## [Problem to solve]
Each record below is to be reproduced without any change.

## [Data to use]
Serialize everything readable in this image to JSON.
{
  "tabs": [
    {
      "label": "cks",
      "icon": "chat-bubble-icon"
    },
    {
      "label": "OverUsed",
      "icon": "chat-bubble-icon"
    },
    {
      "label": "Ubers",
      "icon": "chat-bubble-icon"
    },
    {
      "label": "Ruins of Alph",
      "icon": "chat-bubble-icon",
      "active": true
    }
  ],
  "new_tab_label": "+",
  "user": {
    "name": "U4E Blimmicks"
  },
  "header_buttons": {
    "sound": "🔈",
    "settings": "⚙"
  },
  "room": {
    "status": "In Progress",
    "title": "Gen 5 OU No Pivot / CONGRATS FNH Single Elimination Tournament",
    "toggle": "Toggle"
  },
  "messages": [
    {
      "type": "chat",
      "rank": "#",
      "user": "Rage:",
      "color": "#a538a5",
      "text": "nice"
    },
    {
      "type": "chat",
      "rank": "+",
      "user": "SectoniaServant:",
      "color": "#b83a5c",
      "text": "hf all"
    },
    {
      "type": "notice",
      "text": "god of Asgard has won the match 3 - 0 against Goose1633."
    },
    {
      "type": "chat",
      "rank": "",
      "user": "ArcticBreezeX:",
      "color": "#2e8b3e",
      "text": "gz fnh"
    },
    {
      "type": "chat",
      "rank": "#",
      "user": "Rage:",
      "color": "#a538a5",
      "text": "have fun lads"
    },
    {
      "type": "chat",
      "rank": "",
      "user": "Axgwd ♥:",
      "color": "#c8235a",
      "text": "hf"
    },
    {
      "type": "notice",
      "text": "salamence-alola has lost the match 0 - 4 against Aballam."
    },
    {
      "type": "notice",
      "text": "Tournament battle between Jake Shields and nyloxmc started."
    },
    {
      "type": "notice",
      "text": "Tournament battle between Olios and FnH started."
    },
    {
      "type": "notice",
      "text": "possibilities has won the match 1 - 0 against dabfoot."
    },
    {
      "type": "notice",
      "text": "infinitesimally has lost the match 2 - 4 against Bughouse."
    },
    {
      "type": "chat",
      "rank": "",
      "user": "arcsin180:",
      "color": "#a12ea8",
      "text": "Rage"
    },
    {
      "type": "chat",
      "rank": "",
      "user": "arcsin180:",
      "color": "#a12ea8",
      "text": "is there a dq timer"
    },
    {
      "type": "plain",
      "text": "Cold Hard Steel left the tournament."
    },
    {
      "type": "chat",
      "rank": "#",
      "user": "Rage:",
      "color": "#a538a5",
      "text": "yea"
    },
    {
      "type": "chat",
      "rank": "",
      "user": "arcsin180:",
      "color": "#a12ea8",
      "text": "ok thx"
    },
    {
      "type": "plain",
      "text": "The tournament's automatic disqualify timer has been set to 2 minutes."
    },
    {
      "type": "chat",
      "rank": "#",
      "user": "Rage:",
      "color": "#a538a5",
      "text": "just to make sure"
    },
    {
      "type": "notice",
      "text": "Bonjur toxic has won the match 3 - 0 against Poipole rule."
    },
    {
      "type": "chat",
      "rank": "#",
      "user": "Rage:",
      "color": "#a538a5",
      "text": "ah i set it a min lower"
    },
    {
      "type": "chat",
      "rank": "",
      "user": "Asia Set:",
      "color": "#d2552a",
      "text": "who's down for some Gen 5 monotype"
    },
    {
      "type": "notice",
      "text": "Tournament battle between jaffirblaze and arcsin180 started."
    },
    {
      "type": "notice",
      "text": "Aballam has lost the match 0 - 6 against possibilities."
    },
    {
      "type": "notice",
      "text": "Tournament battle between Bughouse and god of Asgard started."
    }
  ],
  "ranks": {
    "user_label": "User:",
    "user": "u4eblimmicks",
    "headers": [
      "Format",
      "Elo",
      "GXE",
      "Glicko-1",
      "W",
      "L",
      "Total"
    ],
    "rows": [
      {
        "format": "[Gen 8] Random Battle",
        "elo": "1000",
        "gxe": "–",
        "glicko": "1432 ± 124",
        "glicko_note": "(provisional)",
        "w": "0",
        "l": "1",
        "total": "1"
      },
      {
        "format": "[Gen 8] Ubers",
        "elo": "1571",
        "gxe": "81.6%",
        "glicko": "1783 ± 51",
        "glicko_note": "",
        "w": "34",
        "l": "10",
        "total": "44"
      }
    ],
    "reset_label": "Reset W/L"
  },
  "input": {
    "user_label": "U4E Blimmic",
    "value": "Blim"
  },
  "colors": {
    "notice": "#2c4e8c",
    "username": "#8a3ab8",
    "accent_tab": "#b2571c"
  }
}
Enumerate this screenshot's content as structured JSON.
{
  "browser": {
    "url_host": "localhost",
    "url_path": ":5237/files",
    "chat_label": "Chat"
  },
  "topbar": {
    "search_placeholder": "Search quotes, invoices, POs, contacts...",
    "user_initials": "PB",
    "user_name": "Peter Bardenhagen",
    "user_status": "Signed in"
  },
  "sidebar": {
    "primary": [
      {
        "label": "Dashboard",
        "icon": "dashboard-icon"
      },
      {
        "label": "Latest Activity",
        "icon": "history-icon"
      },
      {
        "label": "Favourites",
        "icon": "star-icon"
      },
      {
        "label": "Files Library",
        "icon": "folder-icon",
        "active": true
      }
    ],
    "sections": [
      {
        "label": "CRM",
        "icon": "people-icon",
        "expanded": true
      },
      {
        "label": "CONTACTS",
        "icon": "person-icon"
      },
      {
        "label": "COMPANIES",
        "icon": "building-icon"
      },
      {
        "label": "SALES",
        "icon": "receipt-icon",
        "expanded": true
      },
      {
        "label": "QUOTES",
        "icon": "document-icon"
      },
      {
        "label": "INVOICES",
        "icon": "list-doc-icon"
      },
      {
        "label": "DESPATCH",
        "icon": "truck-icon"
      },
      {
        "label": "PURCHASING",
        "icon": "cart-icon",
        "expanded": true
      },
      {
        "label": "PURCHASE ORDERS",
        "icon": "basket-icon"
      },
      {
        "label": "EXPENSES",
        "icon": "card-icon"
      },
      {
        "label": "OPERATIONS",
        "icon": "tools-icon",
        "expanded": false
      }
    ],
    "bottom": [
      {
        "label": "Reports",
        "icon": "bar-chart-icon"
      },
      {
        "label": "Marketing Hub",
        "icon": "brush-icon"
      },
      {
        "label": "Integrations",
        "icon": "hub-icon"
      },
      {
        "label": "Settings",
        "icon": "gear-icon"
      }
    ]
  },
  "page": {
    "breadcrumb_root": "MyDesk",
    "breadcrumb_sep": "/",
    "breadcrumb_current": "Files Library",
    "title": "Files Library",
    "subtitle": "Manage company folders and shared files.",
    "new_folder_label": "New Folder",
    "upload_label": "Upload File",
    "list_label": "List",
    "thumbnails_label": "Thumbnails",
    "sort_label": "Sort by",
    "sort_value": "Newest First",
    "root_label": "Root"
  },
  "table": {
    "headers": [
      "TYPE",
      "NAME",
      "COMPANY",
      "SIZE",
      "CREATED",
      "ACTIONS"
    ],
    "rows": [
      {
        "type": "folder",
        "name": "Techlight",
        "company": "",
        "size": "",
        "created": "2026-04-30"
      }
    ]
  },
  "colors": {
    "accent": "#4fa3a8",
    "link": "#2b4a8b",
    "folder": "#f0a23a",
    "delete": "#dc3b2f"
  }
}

## [Answer to the exercise]
Serialize everything readable in this image to JSON.
{
  "tabs": [
    {
      "label": "cks",
      "icon": "chat-bubble-icon"
    },
    {
      "label": "OverUsed",
      "icon": "chat-bubble-icon"
    },
    {
      "label": "Ubers",
      "icon": "chat-bubble-icon"
    },
    {
      "label": "Ruins of Alph",
      "icon": "chat-bubble-icon",
      "active": true
    }
  ],
  "new_tab_label": "+",
  "user": {
    "name": "U4E Blimmicks"
  },
  "header_buttons": {
    "sound": "🔈",
    "settings": "⚙"
  },
  "room": {
    "status": "In Progress",
    "title": "Gen 5 OU No Pivot / CONGRATS FNH Single Elimination Tournament",
    "toggle": "Toggle"
  },
  "messages": [
    {
      "type": "chat",
      "rank": "#",
      "user": "Rage:",
      "color": "#a538a5",
      "text": "nice"
    },
    {
      "type": "chat",
      "rank": "+",
      "user": "SectoniaServant:",
      "color": "#b83a5c",
      "text": "hf all"
    },
    {
      "type": "notice",
      "text": "god of Asgard has won the match 3 - 0 against Goose1633."
    },
    {
      "type": "chat",
      "rank": "",
      "user": "ArcticBreezeX:",
      "color": "#2e8b3e",
      "text": "gz fnh"
    },
    {
      "type": "chat",
      "rank": "#",
      "user": "Rage:",
      "color": "#a538a5",
      "text": "have fun lads"
    },
    {
      "type": "chat",
      "rank": "",
      "user": "Axgwd ♥:",
      "color": "#c8235a",
      "text": "hf"
    },
    {
      "type": "notice",
      "text": "salamence-alola has lost the match 0 - 4 against Aballam."
    },
    {
      "type": "notice",
      "text": "Tournament battle between Jake Shields and nyloxmc started."
    },
    {
      "type": "notice",
      "text": "Tournament battle between Olios and FnH started."
    },
    {
      "type": "notice",
      "text": "possibilities has won the match 1 - 0 against dabfoot."
    },
    {
      "type": "notice",
      "text": "infinitesimally has lost the match 2 - 4 against Bughouse."
    },
    {
      "type": "chat",
      "rank": "",
      "user": "arcsin180:",
      "color": "#a12ea8",
      "text": "Rage"
    },
    {
      "type": "chat",
      "rank": "",
      "user": "arcsin180:",
      "color": "#a12ea8",
      "text": "is there a dq timer"
    },
    {
      "type": "plain",
      "text": "Cold Hard Steel left the tournament."
    },
    {
      "type": "chat",
      "rank": "#",
      "user": "Rage:",
      "color": "#a538a5",
      "text": "yea"
    },
    {
      "type": "chat",
      "rank": "",
      "user": "arcsin180:",
      "color": "#a12ea8",
      "text": "ok thx"
    },
    {
      "type": "plain",
      "text": "The tournament's automatic disqualify timer has been set to 2 minutes."
    },
    {
      "type": "chat",
      "rank": "#",
      "user": "Rage:",
      "color": "#a538a5",
      "text": "just to make sure"
    },
    {
      "type": "notice",
      "text": "Bonjur toxic has won the match 3 - 0 against Poipole rule."
    },
    {
      "type": "chat",
      "rank": "#",
      "user": "Rage:",
      "color": "#a538a5",
      "text": "ah i set it a min lower"
    },
    {
      "type": "chat",
      "rank": "",
      "user": "Asia Set:",
      "color": "#d2552a",
      "text": "who's down for some Gen 5 monotype"
    },
    {
      "type": "notice",
      "text": "Tournament battle between jaffirblaze and arcsin180 started."
    },
    {
      "type": "notice",
      "text": "Aballam has lost the match 0 - 6 against possibilities."
    },
    {
      "type": "notice",
      "text": "Tournament battle between Bughouse and god of Asgard started."
    }
  ],
  "ranks": {
    "user_label": "User:",
    "user": "u4eblimmicks",
    "headers": [
      "Format",
      "Elo",
      "GXE",
      "Glicko-1",
      "W",
      "L",
      "Total"
    ],
    "rows": [
      {
        "format": "[Gen 8] Random Battle",
        "elo": "1000",
        "gxe": "–",
        "glicko": "1432 ± 124",
        "glicko_note": "(provisional)",
        "w": "0",
        "l": "1",
        "total": "1"
      },
      {
        "format": "[Gen 8] Ubers",
        "elo": "1571",
        "gxe": "81.6%",
        "glicko": "1783 ± 51",
        "glicko_note": "",
        "w": "34",
        "l": "10",
        "total": "44"
      }
    ],
    "reset_label": "Reset W/L"
  },
  "input": {
    "user_label": "U4E Blimmic",
    "value": "Blim"
  },
  "colors": {
    "notice": "#2c4e8c",
    "username": "#8a3ab8",
    "accent_tab": "#b2571c"
  }
}
Enumerate this screenshot's content as structured JSON.
{
  "browser": {
    "url_host": "localhost",
    "url_path": ":5237/files",
    "chat_label": "Chat"
  },
  "topbar": {
    "search_placeholder": "Search quotes, invoices, POs, contacts...",
    "user_initials": "PB",
    "user_name": "Peter Bardenhagen",
    "user_status": "Signed in"
  },
  "sidebar": {
    "primary": [
      {
        "label": "Dashboard",
        "icon": "dashboard-icon"
      },
      {
        "label": "Latest Activity",
        "icon": "history-icon"
      },
      {
        "label": "Favourites",
        "icon": "star-icon"
      },
      {
        "label": "Files Library",
        "icon": "folder-icon",
        "active": true
      }
    ],
    "sections": [
      {
        "label": "CRM",
        "icon": "people-icon",
        "expanded": true
      },
      {
        "label": "CONTACTS",
        "icon": "person-icon"
      },
      {
        "label": "COMPANIES",
        "icon": "building-icon"
      },
      {
        "label": "SALES",
        "icon": "receipt-icon",
        "expanded": true
      },
      {
        "label": "QUOTES",
        "icon": "document-icon"
      },
      {
        "label": "INVOICES",
        "icon": "list-doc-icon"
      },
      {
        "label": "DESPATCH",
        "icon": "truck-icon"
      },
      {
        "label": "PURCHASING",
        "icon": "cart-icon",
        "expanded": true
      },
      {
        "label": "PURCHASE ORDERS",
        "icon": "basket-icon"
      },
      {
        "label": "EXPENSES",
        "icon": "card-icon"
      },
      {
        "label": "OPERATIONS",
        "icon": "tools-icon",
        "expanded": false
      }
    ],
    "bottom": [
      {
        "label": "Reports",
        "icon": "bar-chart-icon"
      },
      {
        "label": "Marketing Hub",
        "icon": "brush-icon"
      },
      {
        "label": "Integrations",
        "icon": "hub-icon"
      },
      {
        "label": "Settings",
        "icon": "gear-icon"
      }
    ]
  },
  "page": {
    "breadcrumb_root": "MyDesk",
    "breadcrumb_sep": "/",
    "breadcrumb_current": "Files Library",
    "title": "Files Library",
    "subtitle": "Manage company folders and shared files.",
    "new_folder_label": "New Folder",
    "upload_label": "Upload File",
    "list_label": "List",
    "thumbnails_label": "Thumbnails",
    "sort_label": "Sort by",
    "sort_value": "Newest First",
    "root_label": "Root"
  },
  "table": {
    "headers": [
      "TYPE",
      "NAME",
      "COMPANY",
      "SIZE",
      "CREATED",
      "ACTIONS"
    ],
    "rows": [
      {
        "type": "folder",
        "name": "Techlight",
        "company": "",
        "size": "",
        "created": "2026-04-30"
      }
    ]
  },
  "colors": {
    "accent": "#4fa3a8",
    "link": "#2b4a8b",
    "folder": "#f0a23a",
    "delete": "#dc3b2f"
  }
}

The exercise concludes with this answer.